• **Given request**:
Scan the data beneath this task and copy each line that includes "command".

• **Supplied data**:
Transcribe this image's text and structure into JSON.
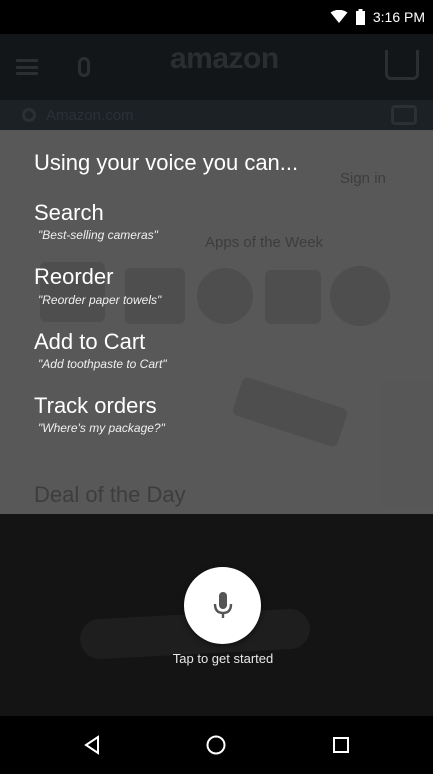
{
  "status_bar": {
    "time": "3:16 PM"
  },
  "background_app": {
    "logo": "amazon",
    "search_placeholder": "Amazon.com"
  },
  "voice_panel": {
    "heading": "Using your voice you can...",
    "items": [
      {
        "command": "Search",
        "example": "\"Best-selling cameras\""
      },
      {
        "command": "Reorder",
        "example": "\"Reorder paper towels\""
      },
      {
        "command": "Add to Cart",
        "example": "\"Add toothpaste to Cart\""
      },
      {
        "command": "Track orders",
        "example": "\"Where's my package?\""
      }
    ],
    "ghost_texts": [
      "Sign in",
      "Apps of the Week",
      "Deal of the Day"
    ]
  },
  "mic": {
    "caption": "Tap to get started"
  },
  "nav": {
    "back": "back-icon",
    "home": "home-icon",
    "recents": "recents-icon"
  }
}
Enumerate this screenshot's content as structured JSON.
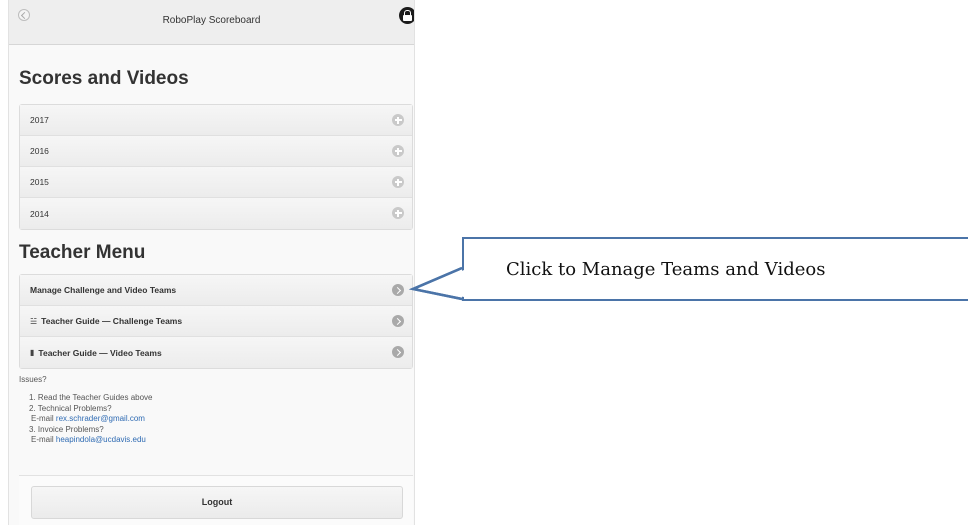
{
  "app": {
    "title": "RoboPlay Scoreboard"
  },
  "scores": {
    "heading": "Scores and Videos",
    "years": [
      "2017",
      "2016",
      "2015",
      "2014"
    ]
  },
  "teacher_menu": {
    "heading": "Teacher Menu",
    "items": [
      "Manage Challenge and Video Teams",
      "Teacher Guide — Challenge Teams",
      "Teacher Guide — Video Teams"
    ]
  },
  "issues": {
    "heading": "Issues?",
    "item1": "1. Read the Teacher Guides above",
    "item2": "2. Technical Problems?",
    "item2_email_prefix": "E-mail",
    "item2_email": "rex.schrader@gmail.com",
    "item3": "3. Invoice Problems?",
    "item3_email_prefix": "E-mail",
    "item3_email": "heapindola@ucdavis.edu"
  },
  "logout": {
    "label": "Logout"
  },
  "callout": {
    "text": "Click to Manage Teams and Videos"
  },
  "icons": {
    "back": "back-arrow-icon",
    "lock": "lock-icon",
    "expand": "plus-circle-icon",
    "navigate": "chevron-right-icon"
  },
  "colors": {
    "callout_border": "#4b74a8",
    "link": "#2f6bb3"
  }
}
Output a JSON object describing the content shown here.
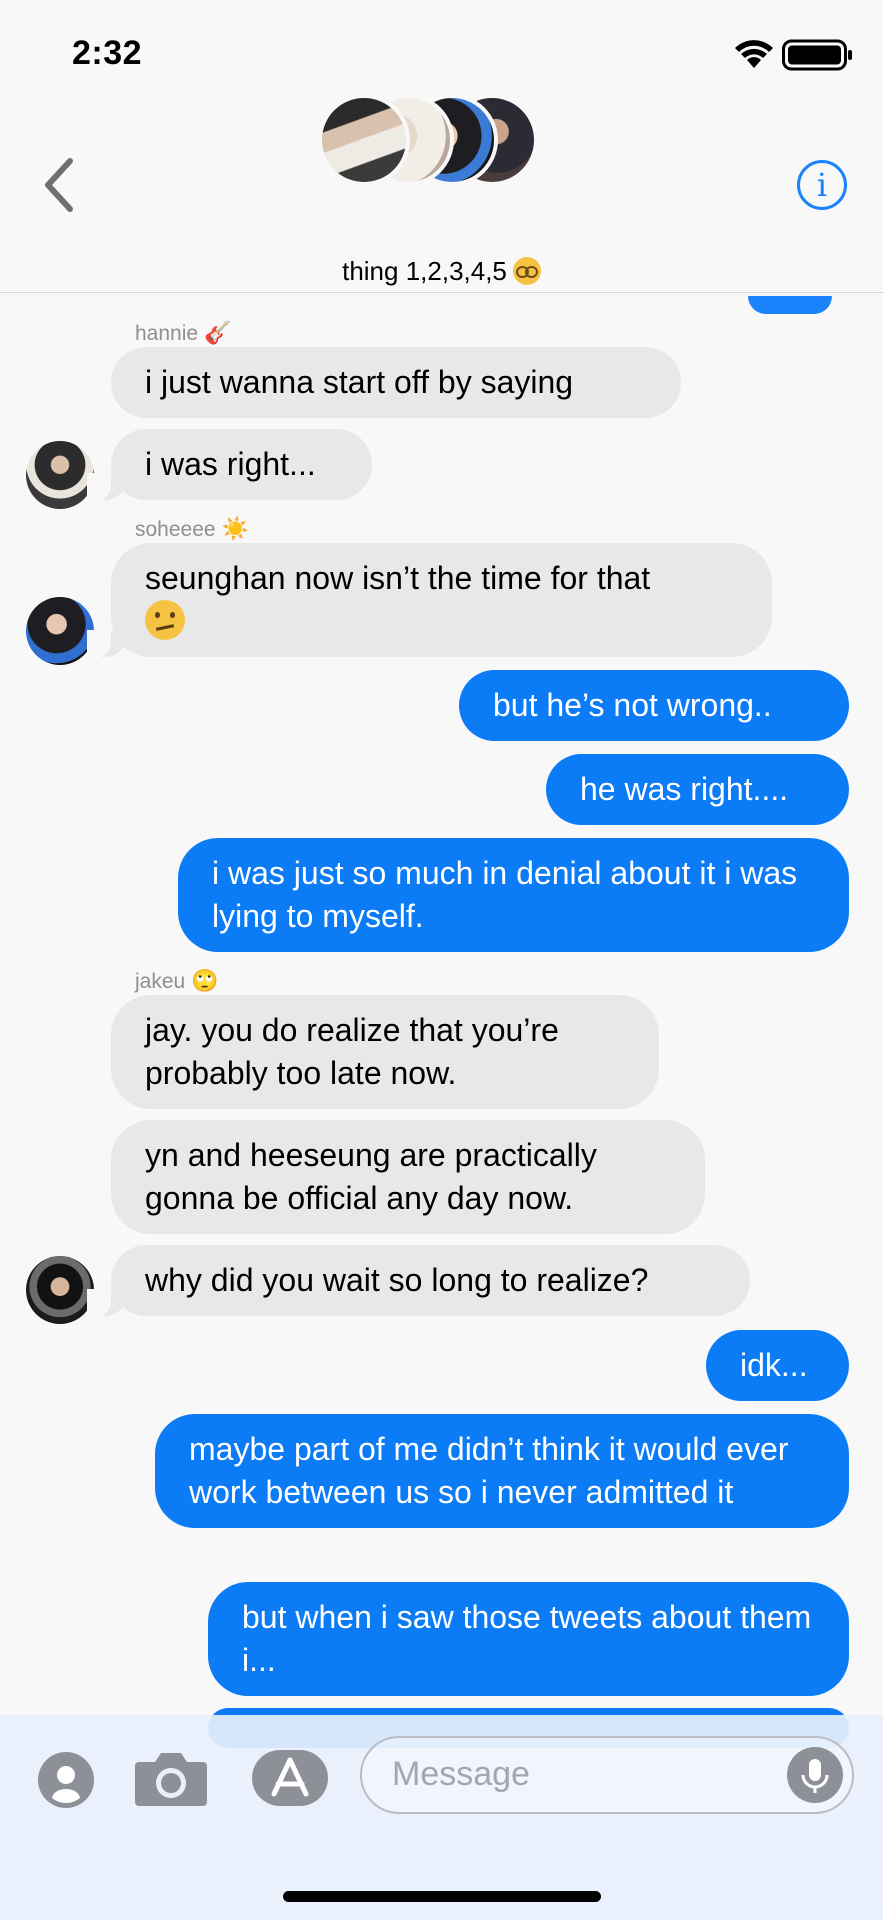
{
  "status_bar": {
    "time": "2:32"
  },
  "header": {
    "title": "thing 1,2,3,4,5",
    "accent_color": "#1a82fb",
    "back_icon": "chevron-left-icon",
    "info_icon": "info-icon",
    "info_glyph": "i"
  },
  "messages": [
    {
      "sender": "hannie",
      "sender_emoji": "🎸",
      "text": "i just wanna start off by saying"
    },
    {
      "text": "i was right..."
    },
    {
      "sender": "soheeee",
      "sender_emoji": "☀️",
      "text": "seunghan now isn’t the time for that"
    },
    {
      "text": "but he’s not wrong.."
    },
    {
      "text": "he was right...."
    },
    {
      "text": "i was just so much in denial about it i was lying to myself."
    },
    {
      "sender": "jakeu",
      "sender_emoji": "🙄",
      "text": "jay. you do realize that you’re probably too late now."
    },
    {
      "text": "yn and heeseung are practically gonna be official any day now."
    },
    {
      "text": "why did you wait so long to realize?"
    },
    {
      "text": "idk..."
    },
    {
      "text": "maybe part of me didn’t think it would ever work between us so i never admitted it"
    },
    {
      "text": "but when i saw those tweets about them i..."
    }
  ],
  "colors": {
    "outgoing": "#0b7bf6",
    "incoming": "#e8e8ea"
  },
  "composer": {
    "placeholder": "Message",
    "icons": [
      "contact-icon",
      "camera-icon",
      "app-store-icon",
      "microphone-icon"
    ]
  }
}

• **Exercise answer**:
        "command": "Search",
        "command": "Reorder",
        "command": "Add to Cart",
        "command": "Track orders",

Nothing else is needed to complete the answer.